** Begin **

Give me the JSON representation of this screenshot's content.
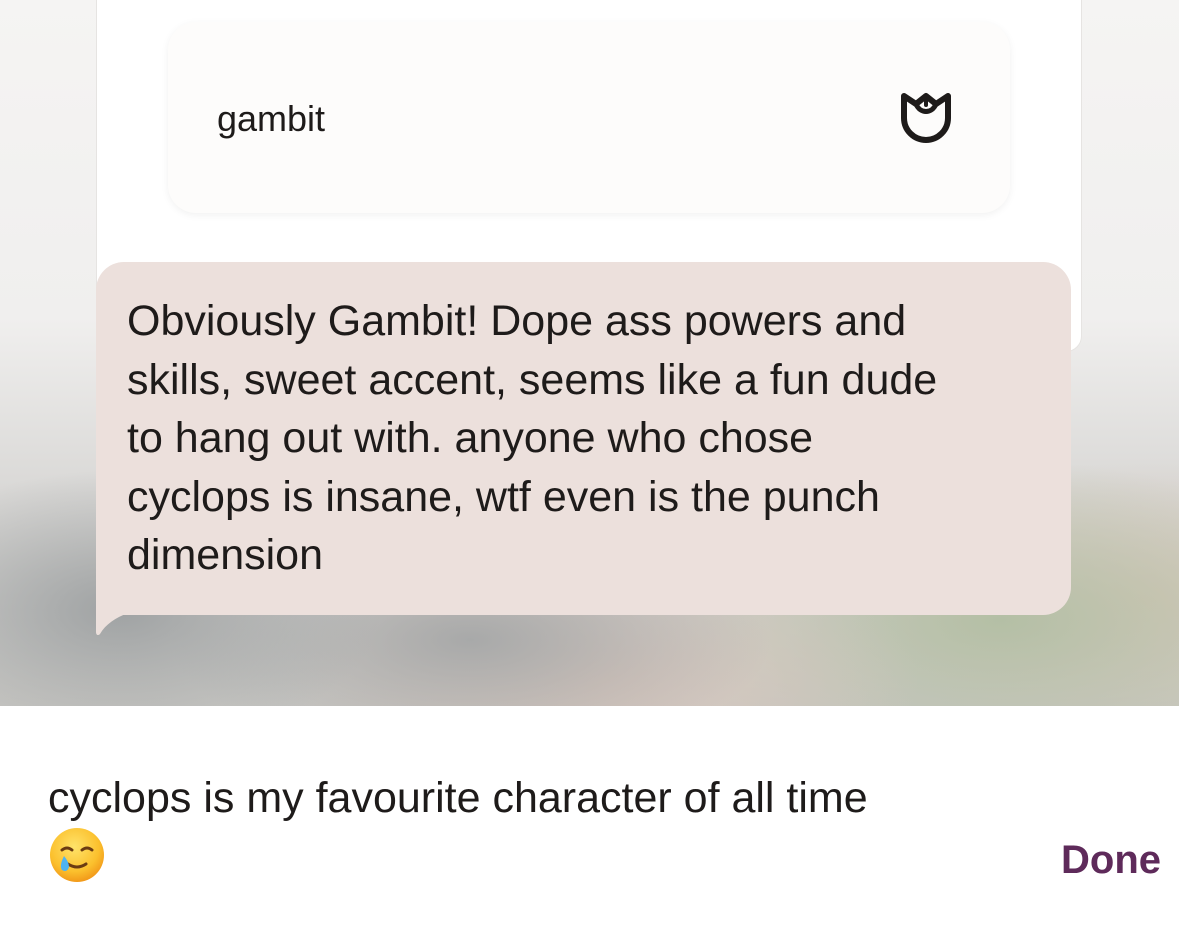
{
  "prompt_answer": {
    "label": "gambit",
    "icon": "rose-icon"
  },
  "comment": {
    "text": "Obviously Gambit! Dope ass powers and\nskills, sweet accent, seems like a fun dude\nto hang out with. anyone who chose\ncyclops is insane, wtf even is the punch\ndimension"
  },
  "reply_input": {
    "value": "cyclops is my favourite character of all time",
    "emoji": "smiling-face-with-tear-icon"
  },
  "done_button": {
    "label": "Done"
  },
  "colors": {
    "accent": "#5e2a5a",
    "bubble": "#ece0dc",
    "text": "#1e1b1a"
  }
}
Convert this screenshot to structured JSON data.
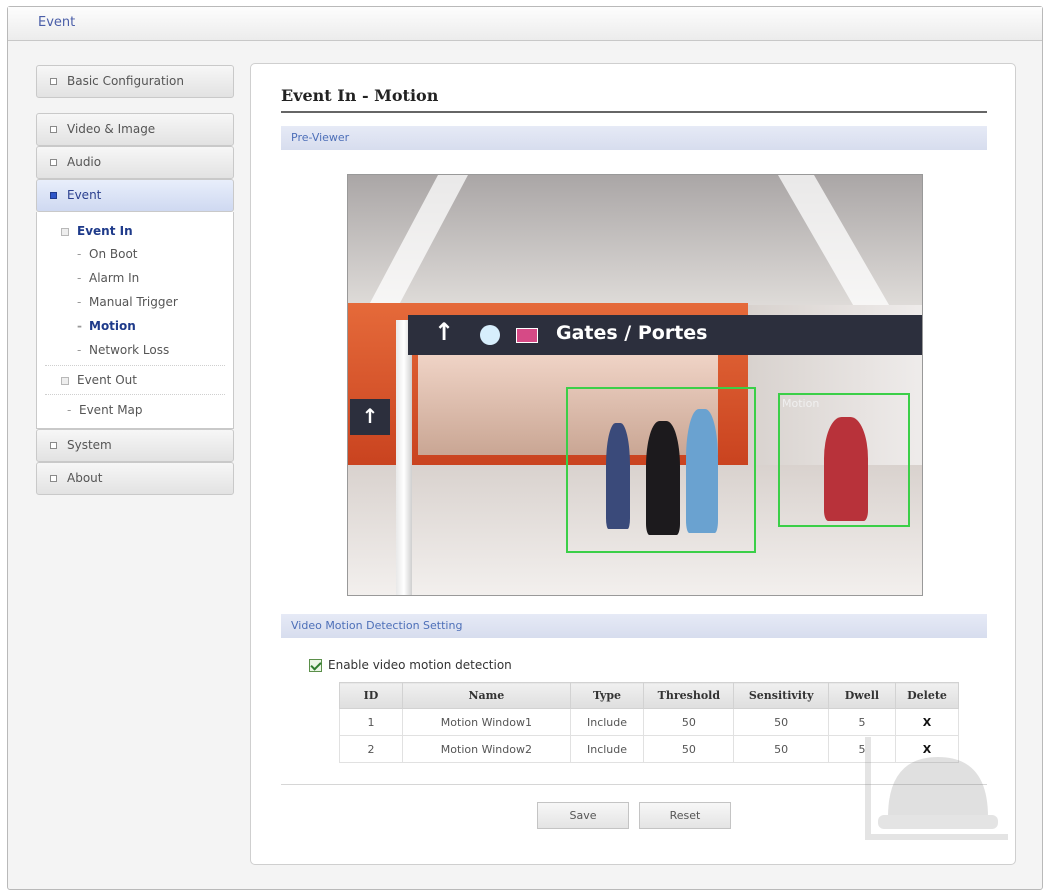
{
  "header": {
    "title": "Event"
  },
  "sidebar": {
    "top_items": [
      {
        "label": "Basic Configuration"
      },
      {
        "label": "Video & Image"
      },
      {
        "label": "Audio"
      },
      {
        "label": "Event"
      }
    ],
    "event_in": {
      "label": "Event In",
      "items": [
        "On Boot",
        "Alarm In",
        "Manual Trigger",
        "Motion",
        "Network Loss"
      ]
    },
    "event_out": {
      "label": "Event Out"
    },
    "event_map": {
      "label": "Event Map"
    },
    "bottom_items": [
      {
        "label": "System"
      },
      {
        "label": "About"
      }
    ]
  },
  "main": {
    "title": "Event In - Motion",
    "pre_viewer_label": "Pre-Viewer",
    "camera": {
      "sign_text": "Gates / Portes",
      "motion_label": "Motion"
    },
    "vmd_label": "Video Motion Detection Setting",
    "enable_label": "Enable video motion detection",
    "enable_checked": true,
    "table": {
      "columns": [
        "ID",
        "Name",
        "Type",
        "Threshold",
        "Sensitivity",
        "Dwell",
        "Delete"
      ],
      "rows": [
        {
          "id": "1",
          "name": "Motion Window1",
          "type": "Include",
          "threshold": "50",
          "sensitivity": "50",
          "dwell": "5",
          "delete": "X"
        },
        {
          "id": "2",
          "name": "Motion Window2",
          "type": "Include",
          "threshold": "50",
          "sensitivity": "50",
          "dwell": "5",
          "delete": "X"
        }
      ]
    },
    "buttons": {
      "save": "Save",
      "reset": "Reset"
    }
  },
  "colors": {
    "accent": "#2f56c8",
    "motion_box": "#3bcf48",
    "section_bar": "#d7ddee"
  }
}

** End **

_YOUR OBJECTIVE_.
Looking at the material above, count the lines containing the string "icon" and reply with the count alone.

_FULL RESPONSE_.
2